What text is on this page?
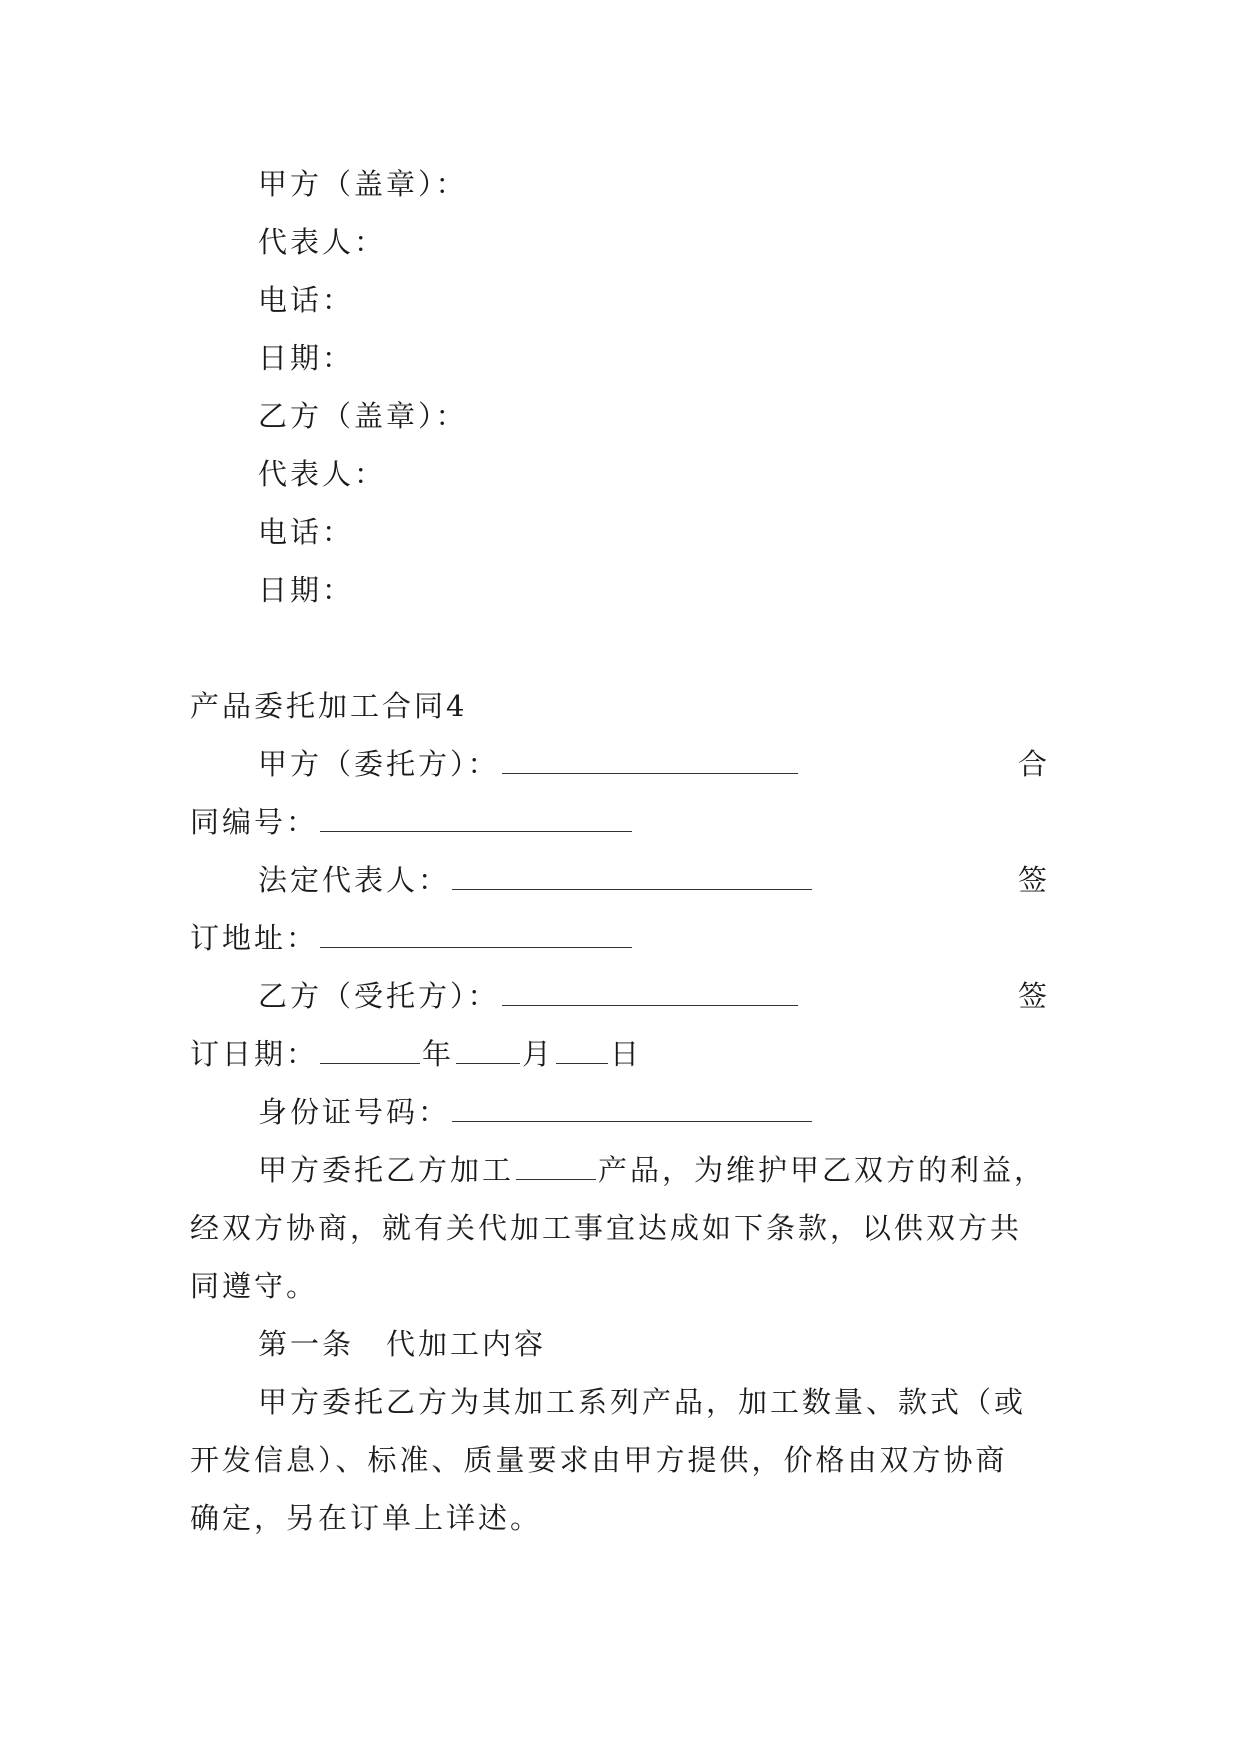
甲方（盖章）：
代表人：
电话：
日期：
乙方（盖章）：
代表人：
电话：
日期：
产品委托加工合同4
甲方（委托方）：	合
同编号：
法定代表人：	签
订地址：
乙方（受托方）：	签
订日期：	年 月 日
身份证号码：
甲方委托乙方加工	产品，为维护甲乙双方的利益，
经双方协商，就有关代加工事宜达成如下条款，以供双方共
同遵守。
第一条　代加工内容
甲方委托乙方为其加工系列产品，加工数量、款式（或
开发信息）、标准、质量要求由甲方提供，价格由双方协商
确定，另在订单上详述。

=-=-=

» **REQUIREMENTS**: Keep the pictures out of your copy, and repeat every entry above exactly.

» **FINISHED ANSWER**:
What text is on this page?
甲方（盖章）：
代表人：
电话：
日期：
乙方（盖章）：
代表人：
电话：
日期：
产品委托加工合同4
甲方（委托方）：	合
同编号：
法定代表人：	签
订地址：
乙方（受托方）：	签
订日期：	年 月 日
身份证号码：
甲方委托乙方加工	产品，为维护甲乙双方的利益，
经双方协商，就有关代加工事宜达成如下条款，以供双方共
同遵守。
第一条　代加工内容
甲方委托乙方为其加工系列产品，加工数量、款式（或
开发信息）、标准、质量要求由甲方提供，价格由双方协商
确定，另在订单上详述。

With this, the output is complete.